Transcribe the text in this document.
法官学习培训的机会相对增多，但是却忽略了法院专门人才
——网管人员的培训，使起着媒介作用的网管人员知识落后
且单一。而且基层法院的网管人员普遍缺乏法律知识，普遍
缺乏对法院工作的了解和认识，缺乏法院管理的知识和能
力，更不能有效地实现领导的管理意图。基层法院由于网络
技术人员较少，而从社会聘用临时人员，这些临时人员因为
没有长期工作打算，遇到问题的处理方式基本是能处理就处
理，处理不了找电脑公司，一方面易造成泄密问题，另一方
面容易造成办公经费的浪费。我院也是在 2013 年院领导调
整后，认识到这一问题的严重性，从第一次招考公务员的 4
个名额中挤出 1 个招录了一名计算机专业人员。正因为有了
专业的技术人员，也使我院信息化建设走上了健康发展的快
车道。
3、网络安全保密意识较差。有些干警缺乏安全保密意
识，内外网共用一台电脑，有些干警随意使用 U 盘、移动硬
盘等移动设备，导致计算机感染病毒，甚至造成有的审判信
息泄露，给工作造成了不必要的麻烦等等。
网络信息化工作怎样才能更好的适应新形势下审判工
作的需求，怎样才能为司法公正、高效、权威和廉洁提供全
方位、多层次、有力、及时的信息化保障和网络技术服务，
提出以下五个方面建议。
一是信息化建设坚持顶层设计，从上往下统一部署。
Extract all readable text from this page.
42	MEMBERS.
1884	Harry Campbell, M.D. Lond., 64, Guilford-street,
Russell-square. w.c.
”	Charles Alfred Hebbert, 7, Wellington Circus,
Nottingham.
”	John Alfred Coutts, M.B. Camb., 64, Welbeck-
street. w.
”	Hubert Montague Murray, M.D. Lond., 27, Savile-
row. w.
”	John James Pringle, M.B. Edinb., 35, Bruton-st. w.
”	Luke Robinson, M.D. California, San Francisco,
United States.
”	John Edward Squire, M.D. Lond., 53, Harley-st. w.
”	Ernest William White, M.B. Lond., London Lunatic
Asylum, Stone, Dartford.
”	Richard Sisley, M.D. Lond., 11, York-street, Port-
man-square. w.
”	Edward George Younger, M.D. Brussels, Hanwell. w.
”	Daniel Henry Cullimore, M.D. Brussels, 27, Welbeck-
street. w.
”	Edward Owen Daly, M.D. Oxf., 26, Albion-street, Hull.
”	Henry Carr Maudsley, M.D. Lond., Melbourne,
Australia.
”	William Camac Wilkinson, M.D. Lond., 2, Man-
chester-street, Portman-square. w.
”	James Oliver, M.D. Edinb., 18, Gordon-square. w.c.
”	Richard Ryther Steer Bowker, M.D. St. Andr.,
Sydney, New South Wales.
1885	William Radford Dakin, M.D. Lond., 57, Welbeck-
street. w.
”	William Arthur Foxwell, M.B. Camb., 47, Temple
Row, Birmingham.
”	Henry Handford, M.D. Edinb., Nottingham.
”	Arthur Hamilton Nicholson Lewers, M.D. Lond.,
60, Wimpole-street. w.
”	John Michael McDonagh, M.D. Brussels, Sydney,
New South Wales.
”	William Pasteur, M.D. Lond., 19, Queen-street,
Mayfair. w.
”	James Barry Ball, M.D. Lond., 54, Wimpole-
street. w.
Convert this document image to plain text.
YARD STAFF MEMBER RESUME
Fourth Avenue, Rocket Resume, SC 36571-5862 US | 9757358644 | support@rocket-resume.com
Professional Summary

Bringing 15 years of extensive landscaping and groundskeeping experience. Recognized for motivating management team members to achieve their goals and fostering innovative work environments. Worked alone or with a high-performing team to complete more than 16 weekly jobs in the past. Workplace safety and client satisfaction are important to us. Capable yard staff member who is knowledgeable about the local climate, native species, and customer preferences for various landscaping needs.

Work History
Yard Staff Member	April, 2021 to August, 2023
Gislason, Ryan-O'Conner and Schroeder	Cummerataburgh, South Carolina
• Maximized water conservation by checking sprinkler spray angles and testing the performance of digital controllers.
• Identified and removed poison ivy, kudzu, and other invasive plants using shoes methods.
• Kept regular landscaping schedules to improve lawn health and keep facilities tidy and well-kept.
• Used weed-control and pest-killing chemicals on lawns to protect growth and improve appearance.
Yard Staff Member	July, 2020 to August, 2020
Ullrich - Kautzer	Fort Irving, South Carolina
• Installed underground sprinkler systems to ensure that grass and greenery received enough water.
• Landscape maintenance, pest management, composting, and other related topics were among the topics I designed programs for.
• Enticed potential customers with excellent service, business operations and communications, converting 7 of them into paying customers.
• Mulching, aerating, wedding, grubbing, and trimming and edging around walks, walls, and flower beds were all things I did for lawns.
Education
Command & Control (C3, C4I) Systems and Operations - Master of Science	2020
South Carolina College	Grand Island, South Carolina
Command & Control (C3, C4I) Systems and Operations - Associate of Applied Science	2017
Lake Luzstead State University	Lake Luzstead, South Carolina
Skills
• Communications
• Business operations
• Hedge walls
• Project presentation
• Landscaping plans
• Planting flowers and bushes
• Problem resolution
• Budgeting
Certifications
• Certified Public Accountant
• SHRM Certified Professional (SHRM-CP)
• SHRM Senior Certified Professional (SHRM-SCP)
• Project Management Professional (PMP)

○ ○ ○ ○ ○ ○ ○

→ **Task instructions**: Every record above must be duplicated exactly.

→ **Complete output**:
Transcribe the text in this document.
法官学习培训的机会相对增多，但是却忽略了法院专门人才
——网管人员的培训，使起着媒介作用的网管人员知识落后
且单一。而且基层法院的网管人员普遍缺乏法律知识，普遍
缺乏对法院工作的了解和认识，缺乏法院管理的知识和能
力，更不能有效地实现领导的管理意图。基层法院由于网络
技术人员较少，而从社会聘用临时人员，这些临时人员因为
没有长期工作打算，遇到问题的处理方式基本是能处理就处
理，处理不了找电脑公司，一方面易造成泄密问题，另一方
面容易造成办公经费的浪费。我院也是在 2013 年院领导调
整后，认识到这一问题的严重性，从第一次招考公务员的 4
个名额中挤出 1 个招录了一名计算机专业人员。正因为有了
专业的技术人员，也使我院信息化建设走上了健康发展的快
车道。
3、网络安全保密意识较差。有些干警缺乏安全保密意
识，内外网共用一台电脑，有些干警随意使用 U 盘、移动硬
盘等移动设备，导致计算机感染病毒，甚至造成有的审判信
息泄露，给工作造成了不必要的麻烦等等。
网络信息化工作怎样才能更好的适应新形势下审判工
作的需求，怎样才能为司法公正、高效、权威和廉洁提供全
方位、多层次、有力、及时的信息化保障和网络技术服务，
提出以下五个方面建议。
一是信息化建设坚持顶层设计，从上往下统一部署。
Extract all readable text from this page.
42	MEMBERS.
1884	Harry Campbell, M.D. Lond., 64, Guilford-street,
Russell-square. w.c.
”	Charles Alfred Hebbert, 7, Wellington Circus,
Nottingham.
”	John Alfred Coutts, M.B. Camb., 64, Welbeck-
street. w.
”	Hubert Montague Murray, M.D. Lond., 27, Savile-
row. w.
”	John James Pringle, M.B. Edinb., 35, Bruton-st. w.
”	Luke Robinson, M.D. California, San Francisco,
United States.
”	John Edward Squire, M.D. Lond., 53, Harley-st. w.
”	Ernest William White, M.B. Lond., London Lunatic
Asylum, Stone, Dartford.
”	Richard Sisley, M.D. Lond., 11, York-street, Port-
man-square. w.
”	Edward George Younger, M.D. Brussels, Hanwell. w.
”	Daniel Henry Cullimore, M.D. Brussels, 27, Welbeck-
street. w.
”	Edward Owen Daly, M.D. Oxf., 26, Albion-street, Hull.
”	Henry Carr Maudsley, M.D. Lond., Melbourne,
Australia.
”	William Camac Wilkinson, M.D. Lond., 2, Man-
chester-street, Portman-square. w.
”	James Oliver, M.D. Edinb., 18, Gordon-square. w.c.
”	Richard Ryther Steer Bowker, M.D. St. Andr.,
Sydney, New South Wales.
1885	William Radford Dakin, M.D. Lond., 57, Welbeck-
street. w.
”	William Arthur Foxwell, M.B. Camb., 47, Temple
Row, Birmingham.
”	Henry Handford, M.D. Edinb., Nottingham.
”	Arthur Hamilton Nicholson Lewers, M.D. Lond.,
60, Wimpole-street. w.
”	John Michael McDonagh, M.D. Brussels, Sydney,
New South Wales.
”	William Pasteur, M.D. Lond., 19, Queen-street,
Mayfair. w.
”	James Barry Ball, M.D. Lond., 54, Wimpole-
street. w.
Convert this document image to plain text.
YARD STAFF MEMBER RESUME
Fourth Avenue, Rocket Resume, SC 36571-5862 US | 9757358644 | support@rocket-resume.com
Professional Summary

Bringing 15 years of extensive landscaping and groundskeeping experience. Recognized for motivating management team members to achieve their goals and fostering innovative work environments. Worked alone or with a high-performing team to complete more than 16 weekly jobs in the past. Workplace safety and client satisfaction are important to us. Capable yard staff member who is knowledgeable about the local climate, native species, and customer preferences for various landscaping needs.

Work History
Yard Staff Member	April, 2021 to August, 2023
Gislason, Ryan-O'Conner and Schroeder	Cummerataburgh, South Carolina
• Maximized water conservation by checking sprinkler spray angles and testing the performance of digital controllers.
• Identified and removed poison ivy, kudzu, and other invasive plants using shoes methods.
• Kept regular landscaping schedules to improve lawn health and keep facilities tidy and well-kept.
• Used weed-control and pest-killing chemicals on lawns to protect growth and improve appearance.
Yard Staff Member	July, 2020 to August, 2020
Ullrich - Kautzer	Fort Irving, South Carolina
• Installed underground sprinkler systems to ensure that grass and greenery received enough water.
• Landscape maintenance, pest management, composting, and other related topics were among the topics I designed programs for.
• Enticed potential customers with excellent service, business operations and communications, converting 7 of them into paying customers.
• Mulching, aerating, wedding, grubbing, and trimming and edging around walks, walls, and flower beds were all things I did for lawns.
Education
Command & Control (C3, C4I) Systems and Operations - Master of Science	2020
South Carolina College	Grand Island, South Carolina
Command & Control (C3, C4I) Systems and Operations - Associate of Applied Science	2017
Lake Luzstead State University	Lake Luzstead, South Carolina
Skills
• Communications
• Business operations
• Hedge walls
• Project presentation
• Landscaping plans
• Planting flowers and bushes
• Problem resolution
• Budgeting
Certifications
• Certified Public Accountant
• SHRM Certified Professional (SHRM-CP)
• SHRM Senior Certified Professional (SHRM-SCP)
• Project Management Professional (PMP)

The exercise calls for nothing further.